**Work to do**.
1 – Transcribe the part of the passage on quark mass corrections starting with "We see that" and going on through "in the text.".
2 – In the passage on quark mass corrections, how accurate is the approximation to the top quark mass correction said to be?
3 – Resume the passage on quark mass corrections from where it stops.

**Document section**.
++++++++++++++++++++

In Fig.~\ref{mt} we show the complete correction to the top quark mass
as well as the contributions from the squark/gluino and electroweak
loops. The tree-level mass is defined to be $\hat m_t(m_t)$. We see
that the squark/gluino loop contribution can be as large as the gluon
contribution for TeV-scale gluino and squark masses. The electroweak
corrections are small because of cancellations.  In the figure we also
plot the difference between the full correction and our approximation.
We see that our approximation is good to typically $\pm1\%$.

\begin{figure}[t]
\epsfysize=2.5in \epsffile[-140 220 0 535]{F05.ps}
\begin{center}
\parbox{5.5in}{
\caption[]{\small Corrections to the \mbox{\footnotesize$\overline{\rm
DR}~$} bottom quark mass $\hat m_b(M_Z)$, plotted versus $\tan\beta$.
Figure (a) shows the full one-loop correction; (b) illustrates the
full correction from the bottom squark/gluino loops; (c) shows the
correction from the top squark/chargino loops.  Figure (d) plots the
difference between the full one-loop result and the approximation
given in the text.
\label{bmass}}}
\end{center}
\end{figure}

\subsection{Bottom quark mass}

Corrections to the bottom quark mass in the MSSM have received much
attention because they can contain significant enhanced supersymmetric
contributions \cite{mb,Carena}.  These large contributions play an
important role in Yukawa coupling unification.  Previous studies have
included only the enhanced contributions.  In this paper we present
our results for the full one-loop correction.  Moreover, we
systematically develop approximations to the supersymmetric
corrections.  In this way we can see the importance of the enhanced
contributions relative to the full result.

The corrections to the bottom quark mass are found as follows.
Because the bottom quark is light, $\alpha_s(m_b)$ is large and we
must resum the gluon contribution.  We start with the bottom-quark
pole mass, $m_b$.  We find the standard-model
\mbox{\footnotesize$\overline{\rm DR}~$} bottom quark mass at the
scale $m_b$ using the two-loop QCD correction,
%
\begin{equation}
\hat m_b(m_b)^{\rm SM}\ =\ m_b\ \left[\,1 - \left({\Delta m_b\over
m_b}\right) ^{bg}\,\right]\ ,
\end{equation}
%
where\footnote{We do not know the two- and three-loop corrections to
$m_b$ in the \mbox{\footnotesize$\overline{\rm DR}~$} scheme.

++++++++++++++++++++

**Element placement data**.
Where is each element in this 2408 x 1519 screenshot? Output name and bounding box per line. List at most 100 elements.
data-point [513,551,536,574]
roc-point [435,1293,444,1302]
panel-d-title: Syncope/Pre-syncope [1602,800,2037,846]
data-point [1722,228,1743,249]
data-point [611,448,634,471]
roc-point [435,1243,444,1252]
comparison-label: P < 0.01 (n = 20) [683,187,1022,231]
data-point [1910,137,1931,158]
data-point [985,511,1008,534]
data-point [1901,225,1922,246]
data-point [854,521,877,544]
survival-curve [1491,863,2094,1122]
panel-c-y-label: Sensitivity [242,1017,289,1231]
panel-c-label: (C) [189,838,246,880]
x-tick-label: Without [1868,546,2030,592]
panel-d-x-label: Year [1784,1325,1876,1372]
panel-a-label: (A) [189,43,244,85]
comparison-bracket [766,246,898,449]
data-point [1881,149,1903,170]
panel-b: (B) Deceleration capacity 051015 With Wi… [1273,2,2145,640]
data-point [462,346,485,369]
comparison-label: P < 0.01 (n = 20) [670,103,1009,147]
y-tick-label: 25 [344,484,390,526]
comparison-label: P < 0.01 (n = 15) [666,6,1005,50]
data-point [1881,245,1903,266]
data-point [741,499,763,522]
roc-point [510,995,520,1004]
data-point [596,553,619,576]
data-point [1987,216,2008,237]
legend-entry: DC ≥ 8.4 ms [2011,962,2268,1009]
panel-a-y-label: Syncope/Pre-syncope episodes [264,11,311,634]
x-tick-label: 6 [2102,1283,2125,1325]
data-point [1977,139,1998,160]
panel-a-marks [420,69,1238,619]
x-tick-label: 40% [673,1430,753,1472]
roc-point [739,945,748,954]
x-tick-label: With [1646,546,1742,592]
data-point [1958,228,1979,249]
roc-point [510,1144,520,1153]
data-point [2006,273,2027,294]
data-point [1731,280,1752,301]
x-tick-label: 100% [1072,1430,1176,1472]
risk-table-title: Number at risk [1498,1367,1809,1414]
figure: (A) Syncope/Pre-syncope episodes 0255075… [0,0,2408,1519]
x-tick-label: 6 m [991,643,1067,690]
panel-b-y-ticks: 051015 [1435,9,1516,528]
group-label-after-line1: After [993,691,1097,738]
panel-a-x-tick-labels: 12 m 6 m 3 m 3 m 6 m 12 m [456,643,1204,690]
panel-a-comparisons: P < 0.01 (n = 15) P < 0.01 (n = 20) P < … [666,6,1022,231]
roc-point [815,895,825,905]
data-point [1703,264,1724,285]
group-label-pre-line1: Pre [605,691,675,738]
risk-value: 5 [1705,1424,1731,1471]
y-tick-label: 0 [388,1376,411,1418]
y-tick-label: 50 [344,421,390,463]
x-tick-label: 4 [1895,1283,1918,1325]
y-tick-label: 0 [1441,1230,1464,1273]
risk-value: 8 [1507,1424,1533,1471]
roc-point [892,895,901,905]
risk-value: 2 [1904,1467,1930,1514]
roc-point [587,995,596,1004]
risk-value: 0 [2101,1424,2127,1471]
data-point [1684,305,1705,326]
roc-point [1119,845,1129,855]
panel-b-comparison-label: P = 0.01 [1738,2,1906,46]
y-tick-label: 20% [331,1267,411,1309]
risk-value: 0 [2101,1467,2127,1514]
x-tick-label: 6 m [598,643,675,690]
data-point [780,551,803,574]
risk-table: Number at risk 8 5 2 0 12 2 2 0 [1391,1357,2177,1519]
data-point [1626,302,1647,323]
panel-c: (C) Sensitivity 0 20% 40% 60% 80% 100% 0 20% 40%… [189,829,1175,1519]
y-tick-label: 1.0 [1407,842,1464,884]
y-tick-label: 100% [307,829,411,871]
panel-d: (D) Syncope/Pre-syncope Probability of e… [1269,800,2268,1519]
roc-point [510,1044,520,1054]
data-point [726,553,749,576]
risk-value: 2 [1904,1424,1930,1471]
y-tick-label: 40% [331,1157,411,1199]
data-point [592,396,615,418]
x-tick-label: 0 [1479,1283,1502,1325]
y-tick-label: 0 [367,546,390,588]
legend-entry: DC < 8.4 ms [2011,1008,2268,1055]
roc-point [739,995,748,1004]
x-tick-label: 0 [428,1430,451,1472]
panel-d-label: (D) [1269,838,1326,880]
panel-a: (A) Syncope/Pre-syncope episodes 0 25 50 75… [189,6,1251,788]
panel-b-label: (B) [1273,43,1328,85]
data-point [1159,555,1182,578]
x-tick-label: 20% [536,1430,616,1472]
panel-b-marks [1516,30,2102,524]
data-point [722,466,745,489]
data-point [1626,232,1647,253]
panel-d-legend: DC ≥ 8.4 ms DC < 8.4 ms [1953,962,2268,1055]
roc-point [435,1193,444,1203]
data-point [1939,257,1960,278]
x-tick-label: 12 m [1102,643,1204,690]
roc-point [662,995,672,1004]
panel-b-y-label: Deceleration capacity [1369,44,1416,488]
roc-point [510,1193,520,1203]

++++++++++++++++++++

**Answers to the problems**.
1 –
We see that our approximation is good to typically $\pm1\%$.

\begin{figure}[t]
\epsfysize=2.5in \epsffile[-140 220 0 535]{F05.ps}
\begin{center}
\parbox{5.5in}{
\caption[]{\small Corrections to the \mbox{\footnotesize$\overline{\rm
DR}~$} bottom quark mass $\hat m_b(M_Z)$, plotted versus $\tan\beta$.
Figure (a) shows the full one-loop correction; (b) illustrates the
full correction from the bottom squark/gluino loops; (c) shows the
correction from the top squark/chargino loops.  Figure (d) plots the
difference between the full one-loop result and the approximation
given in the text.

2 – It is good to typically ±1%.

3 –
Similarly, we do not know the \mbox{\footnotesize$\overline{\rm DR}~$}
three-loop QCD contribution to the running of the strong coupling.  In
both cases we use the \mbox{\footnotesize$\overline{\rm MS}~$} values.
Alternatively, we could have used \mbox{\footnotesize$\overline{\rm
MS}~$} equations to run up to $M_Z$, then convert to
\mbox{\footnotesize$\overline{\rm DR}~$}. The difference between the
two approaches, $\Delta\hat m_b(M_Z)<0.05$ GeV, is nearly an order of
magnitude smaller than the experimental uncertainty in the bottom
quark mass.} \cite{mq 2-loop}
%
\begin{equation}
\left({\Delta m_b\over m_b}\right)^{bg}\ = \ {5\over3}
{\alpha_s(m_b)\over\pi} \ +\ 12.4 \,\left( {\alpha_s(m_b)\over\pi}
\right)^2\ ,
\end{equation}
%
and $\alpha_s(m_b)$ is the five-flavor three-loop running
\mbox{\footnotesize$\overline{\rm DR}~$} coupling.  We then evolve
this mass to the scale $M_Z$ using a numerical solution to the
two-loop (plus three-loop ${\cal O}(\alpha_s^3)$) standard-model
renormalization group equations \cite{Ramond}.  Taking the bottom
quark pole mass $m_b=4.9$ GeV, and $\alpha_s(M_Z)=0.118$, we find the
standard-model \mbox{\footnotesize$\overline{\rm DR}~$} value $\hat
m_b(M_Z)^{\rm SM}=2.92$ GeV.

The final step is to add the one-loop corrections from massive
particles,
%
\begin{equation}
\hat m_b(M_Z)\ =\ \hat m_b(M_Z)^{\rm SM}\ \left[\, 1 - \left( {\Delta
m_b \over m_b}\right)^{\rm massive}\,\right]\ .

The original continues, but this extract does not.